++++ Task input

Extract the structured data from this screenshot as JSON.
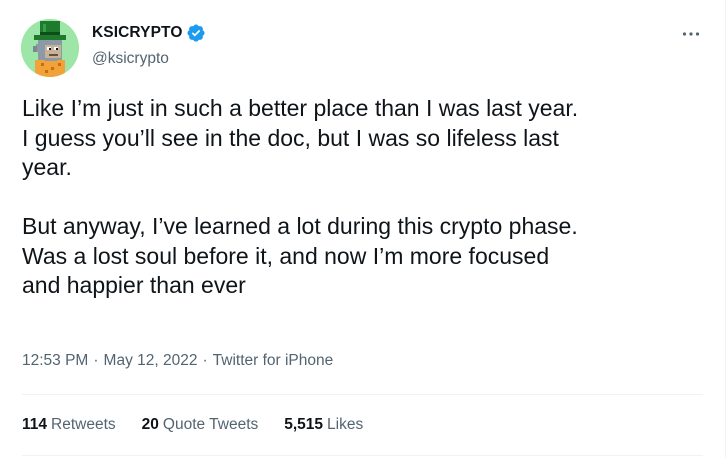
{
  "author": {
    "display_name": "KSICRYPTO",
    "handle": "@ksicrypto",
    "verified": true,
    "avatar_icon": "pixel-ape-with-green-top-hat-icon"
  },
  "tweet": {
    "text": "Like I’m just in such a better place than I was last year.\nI guess you’ll see in the doc, but I was so lifeless last\nyear.\n\nBut anyway, I’ve learned a lot during this crypto phase.\nWas a lost soul before it, and now I’m more focused\nand happier than ever"
  },
  "meta": {
    "time": "12:53 PM",
    "separator": "·",
    "date": "May 12, 2022",
    "source": "Twitter for iPhone"
  },
  "stats": {
    "retweets_count": "114",
    "retweets_label": "Retweets",
    "quotes_count": "20",
    "quotes_label": "Quote Tweets",
    "likes_count": "5,515",
    "likes_label": "Likes"
  },
  "colors": {
    "text_primary": "#0f1419",
    "text_secondary": "#536471",
    "verified_blue": "#1d9bf0",
    "divider": "#eff3f4",
    "avatar_bg": "#9ee6a8"
  }
}
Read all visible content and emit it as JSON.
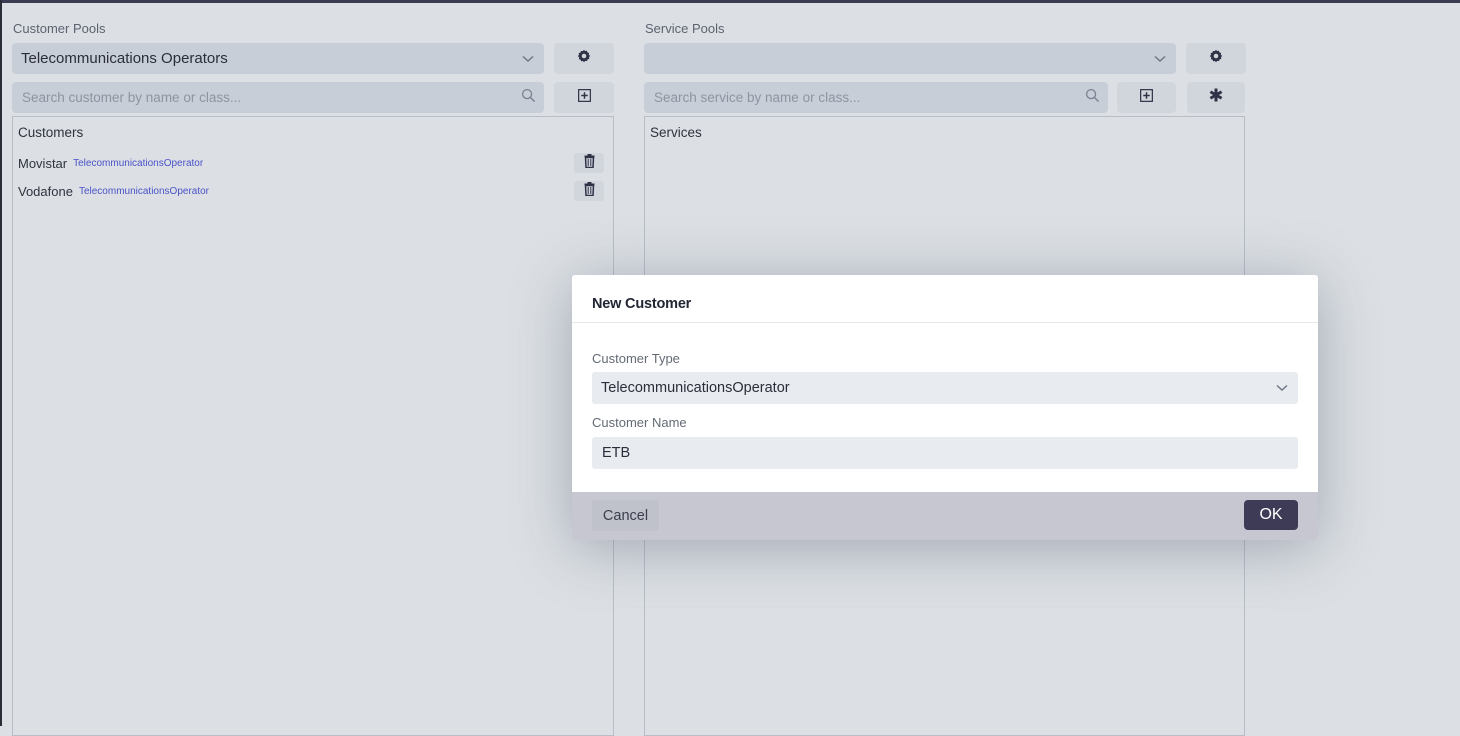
{
  "customer_pools": {
    "label": "Customer Pools",
    "selected_pool": "Telecommunications Operators",
    "search_placeholder": "Search customer by name or class...",
    "search_value": "",
    "settings_icon": "gear-icon",
    "add_icon": "plus-square-icon",
    "list_title": "Customers",
    "customers": [
      {
        "name": "Movistar",
        "class": "TelecommunicationsOperator",
        "delete_icon": "trash-icon"
      },
      {
        "name": "Vodafone",
        "class": "TelecommunicationsOperator",
        "delete_icon": "trash-icon"
      }
    ]
  },
  "service_pools": {
    "label": "Service Pools",
    "selected_pool": "",
    "search_placeholder": "Search service by name or class...",
    "search_value": "",
    "settings_icon": "gear-icon",
    "add_icon": "plus-square-icon",
    "extra_icon": "asterisk-icon",
    "list_title": "Services",
    "services": []
  },
  "dialog": {
    "title": "New Customer",
    "customer_type_label": "Customer Type",
    "customer_type_value": "TelecommunicationsOperator",
    "customer_name_label": "Customer Name",
    "customer_name_value": "ETB",
    "cancel_label": "Cancel",
    "ok_label": "OK"
  },
  "colors": {
    "accent_dark": "#3d3b55",
    "class_link": "#4a52c8",
    "background": "#dce0e4"
  }
}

++++++++

All of the data needs repeating exactly, but the pictures do not.

■ Answer to this exercise ■
Extract the structured data from this screenshot as JSON.
{
  "author": {
    "display_name": "KSICRYPTO",
    "handle": "@ksicrypto",
    "verified": true,
    "avatar_icon": "pixel-ape-with-green-top-hat-icon"
  },
  "tweet": {
    "text": "Like I’m just in such a better place than I was last year.\nI guess you’ll see in the doc, but I was so lifeless last\nyear.\n\nBut anyway, I’ve learned a lot during this crypto phase.\nWas a lost soul before it, and now I’m more focused\nand happier than ever"
  },
  "meta": {
    "time": "12:53 PM",
    "separator": "·",
    "date": "May 12, 2022",
    "source": "Twitter for iPhone"
  },
  "stats": {
    "retweets_count": "114",
    "retweets_label": "Retweets",
    "quotes_count": "20",
    "quotes_label": "Quote Tweets",
    "likes_count": "5,515",
    "likes_label": "Likes"
  },
  "colors": {
    "text_primary": "#0f1419",
    "text_secondary": "#536471",
    "verified_blue": "#1d9bf0",
    "divider": "#eff3f4",
    "avatar_bg": "#9ee6a8"
  }
}
Read all visible content and emit it as JSON.
{
  "customer_pools": {
    "label": "Customer Pools",
    "selected_pool": "Telecommunications Operators",
    "search_placeholder": "Search customer by name or class...",
    "search_value": "",
    "settings_icon": "gear-icon",
    "add_icon": "plus-square-icon",
    "list_title": "Customers",
    "customers": [
      {
        "name": "Movistar",
        "class": "TelecommunicationsOperator",
        "delete_icon": "trash-icon"
      },
      {
        "name": "Vodafone",
        "class": "TelecommunicationsOperator",
        "delete_icon": "trash-icon"
      }
    ]
  },
  "service_pools": {
    "label": "Service Pools",
    "selected_pool": "",
    "search_placeholder": "Search service by name or class...",
    "search_value": "",
    "settings_icon": "gear-icon",
    "add_icon": "plus-square-icon",
    "extra_icon": "asterisk-icon",
    "list_title": "Services",
    "services": []
  },
  "dialog": {
    "title": "New Customer",
    "customer_type_label": "Customer Type",
    "customer_type_value": "TelecommunicationsOperator",
    "customer_name_label": "Customer Name",
    "customer_name_value": "ETB",
    "cancel_label": "Cancel",
    "ok_label": "OK"
  },
  "colors": {
    "accent_dark": "#3d3b55",
    "class_link": "#4a52c8",
    "background": "#dce0e4"
  }
}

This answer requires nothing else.